### [ВЫБРАННЫЙ ОТРЫВОК]
________

Тема ушедшего, но влияющего сквозь время очень меня беспокоила. Я не переживала некоторых исторических событий, но видела их следы вокруг. Советское прошлое закончилось в конкретные даты, но я вижу, что оно живо до сих пор. Ленин все еще на каждом углу, в памятниках, названиях улиц. В Новосибирске в 2015 году открываются первые «Макдоналдс» и «Бургер Кинг», рядом стоит Ленин и победившая партия того года КПРФ. Портреты Ленина и Сталина у нас вообще по всему городу, это казалось абсурдом. Я соединила символику советскую и не советскую, чтобы обозначить эту нелепицу. 

Может, сознательно, а может, и нет, но я тогда делала много ироничных работ. Культура мемов только расцветала, культура троллинга недавно отмерла. Была эта тусовка Мизина, Филиппа Крикунова, Дамира Муратова. И все делали какие-то приколы. В нашем небольшом сообществе коммуникация строилась на подтруниваниях. Не помню честных прямых разговоров, но было много обстебываний. Я бессознательно это использовала. 

Рудык: Мне кажется, культура мемов — такая форма быстрого реагирования на ситуацию. Считаешь ли ты себя художником быстро реагирующим? 

Насыбуллова: Это сложно. Любая уязвимая позиция очень во мне отзывается, мгновенно хочется встать на сторону уязвимой стороны. Есть форматы, в которых я могу быстро себя проявлять, вроде вандализма. Случилось 24 февраля, я нахреначила стикеров, пошла их расклеила, вот, пожалуйста. Но это жест малого действия, в котором я не знаю, на что надеюсь, просто чувствую необходимость делать, так легче спится. Проект «Янтарь» был стихийным. У меня много старой фигни, какая она вся интересная! А что, если я ее залью в эпоксидную смолу? Но чаще всего я долго вывариваю идею и проект. Хотя после 24 февраля можно не тратить время, гадая, какой темой заниматься, тема теперь одна. 

Рудык: Только политическое искусство?
Насыбуллова: Можно и так назвать, наверное. Хочется верить, что у меня гуманистический подход, потому что я переживаю за людей. И я могу через свое искусство свидетельствовать, что неприемлемо, и надеяться на лучшее... 

Рудык: Наш номер посвящен положению женщин в искусстве. Чувствуешь ли ты как молодая художница, живущая в России, что это угнетенная группа? 

Насыбуллова: Конечно. Но к этому привыкаешь и как будто не замечаешь, что иногда приходится переобуваться, надевать маску мужикастого мужика, маскулинной женщины, в которой ты такой типа Васильич, свой в доску. У меня по жизни мужской коллектив, два брата и есть опыт встраивания себя в эту парадигму. Гордиться особо нечем, в юности я могла транслировать сексизм, расизм, которых набиралась в мужских компаниях. Я сейчас не утверждаю, что это чисто мужское явление, я говорю, что я черпала его оттуда.

________

### [ПИСЬМЕННОЕ ЗАДАНИЕ A]
Преобразуй в JSON-список строк записи от самого начала до строки с "candle-body: [460, 166, 465, 176]" включительно, по одному элементу на строку. Пустые строки не включай.

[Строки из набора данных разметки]

________

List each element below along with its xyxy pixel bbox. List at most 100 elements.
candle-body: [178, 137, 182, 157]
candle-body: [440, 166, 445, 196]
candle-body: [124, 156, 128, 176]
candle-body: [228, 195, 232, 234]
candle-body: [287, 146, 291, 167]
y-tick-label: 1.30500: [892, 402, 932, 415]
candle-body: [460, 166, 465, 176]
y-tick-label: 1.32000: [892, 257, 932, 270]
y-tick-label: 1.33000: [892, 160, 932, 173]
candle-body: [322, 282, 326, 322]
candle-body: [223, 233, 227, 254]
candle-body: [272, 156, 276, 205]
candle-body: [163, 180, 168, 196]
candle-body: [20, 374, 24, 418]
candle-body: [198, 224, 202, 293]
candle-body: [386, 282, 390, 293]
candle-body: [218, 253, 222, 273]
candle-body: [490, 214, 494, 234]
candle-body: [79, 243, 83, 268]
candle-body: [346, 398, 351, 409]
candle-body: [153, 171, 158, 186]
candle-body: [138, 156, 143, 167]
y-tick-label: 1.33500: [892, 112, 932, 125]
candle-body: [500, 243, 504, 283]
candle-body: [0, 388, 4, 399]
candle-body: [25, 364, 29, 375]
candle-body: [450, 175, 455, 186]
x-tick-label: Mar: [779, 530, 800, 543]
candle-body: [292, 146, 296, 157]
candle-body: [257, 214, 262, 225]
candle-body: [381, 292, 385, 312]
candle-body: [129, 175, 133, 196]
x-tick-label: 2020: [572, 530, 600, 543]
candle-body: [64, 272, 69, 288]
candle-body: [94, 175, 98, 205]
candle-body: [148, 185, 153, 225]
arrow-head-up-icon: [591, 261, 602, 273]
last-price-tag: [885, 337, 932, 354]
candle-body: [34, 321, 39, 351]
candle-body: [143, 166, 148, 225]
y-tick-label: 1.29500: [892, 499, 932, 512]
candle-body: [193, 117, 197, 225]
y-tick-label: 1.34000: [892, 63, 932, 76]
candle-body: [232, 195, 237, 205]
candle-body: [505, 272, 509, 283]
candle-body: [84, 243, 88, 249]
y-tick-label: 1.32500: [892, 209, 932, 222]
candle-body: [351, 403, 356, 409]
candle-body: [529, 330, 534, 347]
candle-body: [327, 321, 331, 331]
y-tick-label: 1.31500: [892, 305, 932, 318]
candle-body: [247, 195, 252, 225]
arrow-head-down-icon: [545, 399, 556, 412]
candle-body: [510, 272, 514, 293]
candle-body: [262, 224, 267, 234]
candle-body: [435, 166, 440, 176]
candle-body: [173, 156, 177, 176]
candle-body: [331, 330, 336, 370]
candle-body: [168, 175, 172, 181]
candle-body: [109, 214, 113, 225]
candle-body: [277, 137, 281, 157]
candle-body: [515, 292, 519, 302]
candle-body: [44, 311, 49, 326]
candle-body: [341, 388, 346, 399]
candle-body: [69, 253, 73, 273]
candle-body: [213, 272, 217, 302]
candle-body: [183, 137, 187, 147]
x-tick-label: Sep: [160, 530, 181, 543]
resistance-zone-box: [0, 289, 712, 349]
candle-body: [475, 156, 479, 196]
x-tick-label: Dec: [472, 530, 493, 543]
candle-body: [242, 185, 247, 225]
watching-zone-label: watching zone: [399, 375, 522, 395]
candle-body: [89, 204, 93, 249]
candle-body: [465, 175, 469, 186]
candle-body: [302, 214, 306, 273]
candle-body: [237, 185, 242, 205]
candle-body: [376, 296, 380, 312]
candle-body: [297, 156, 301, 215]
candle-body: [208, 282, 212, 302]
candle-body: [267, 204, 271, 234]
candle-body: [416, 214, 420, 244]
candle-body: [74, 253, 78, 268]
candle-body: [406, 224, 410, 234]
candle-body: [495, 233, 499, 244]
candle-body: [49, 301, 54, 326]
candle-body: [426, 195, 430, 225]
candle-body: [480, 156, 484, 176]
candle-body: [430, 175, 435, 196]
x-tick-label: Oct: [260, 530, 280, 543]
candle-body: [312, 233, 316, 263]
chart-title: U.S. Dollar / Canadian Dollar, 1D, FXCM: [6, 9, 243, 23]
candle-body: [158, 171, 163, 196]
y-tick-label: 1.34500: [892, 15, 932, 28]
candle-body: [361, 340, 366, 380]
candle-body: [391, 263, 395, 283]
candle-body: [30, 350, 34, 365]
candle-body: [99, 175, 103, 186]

________

### [ПИСЬМЕННОЕ ЗАДАНИЕ B]
Перепиши дословно часть интервью от "Рудык: Мне кажется, культура" до "тема теперь одна.".

### [ИТОГОВЫЙ ОТВЕТ A]
[
  "List each element below along with its xyxy pixel bbox. List at most 100 elements.",
  "candle-body: [178, 137, 182, 157]",
  "candle-body: [440, 166, 445, 196]",
  "candle-body: [124, 156, 128, 176]",
  "candle-body: [228, 195, 232, 234]",
  "candle-body: [287, 146, 291, 167]",
  "y-tick-label: 1.30500: [892, 402, 932, 415]",
  "candle-body: [460, 166, 465, 176]"
]

### [ИТОГОВЫЙ ОТВЕТ B]
Рудык: Мне кажется, культура мемов — такая форма быстрого реагирования на ситуацию. Считаешь ли ты себя художником быстро реагирующим? 

Насыбуллова: Это сложно. Любая уязвимая позиция очень во мне отзывается, мгновенно хочется встать на сторону уязвимой стороны. Есть форматы, в которых я могу быстро себя проявлять, вроде вандализма. Случилось 24 февраля, я нахреначила стикеров, пошла их расклеила, вот, пожалуйста. Но это жест малого действия, в котором я не знаю, на что надеюсь, просто чувствую необходимость делать, так легче спится. Проект «Янтарь» был стихийным. У меня много старой фигни, какая она вся интересная! А что, если я ее залью в эпоксидную смолу? Но чаще всего я долго вывариваю идею и проект. Хотя после 24 февраля можно не тратить время, гадая, какой темой заниматься, тема теперь одна.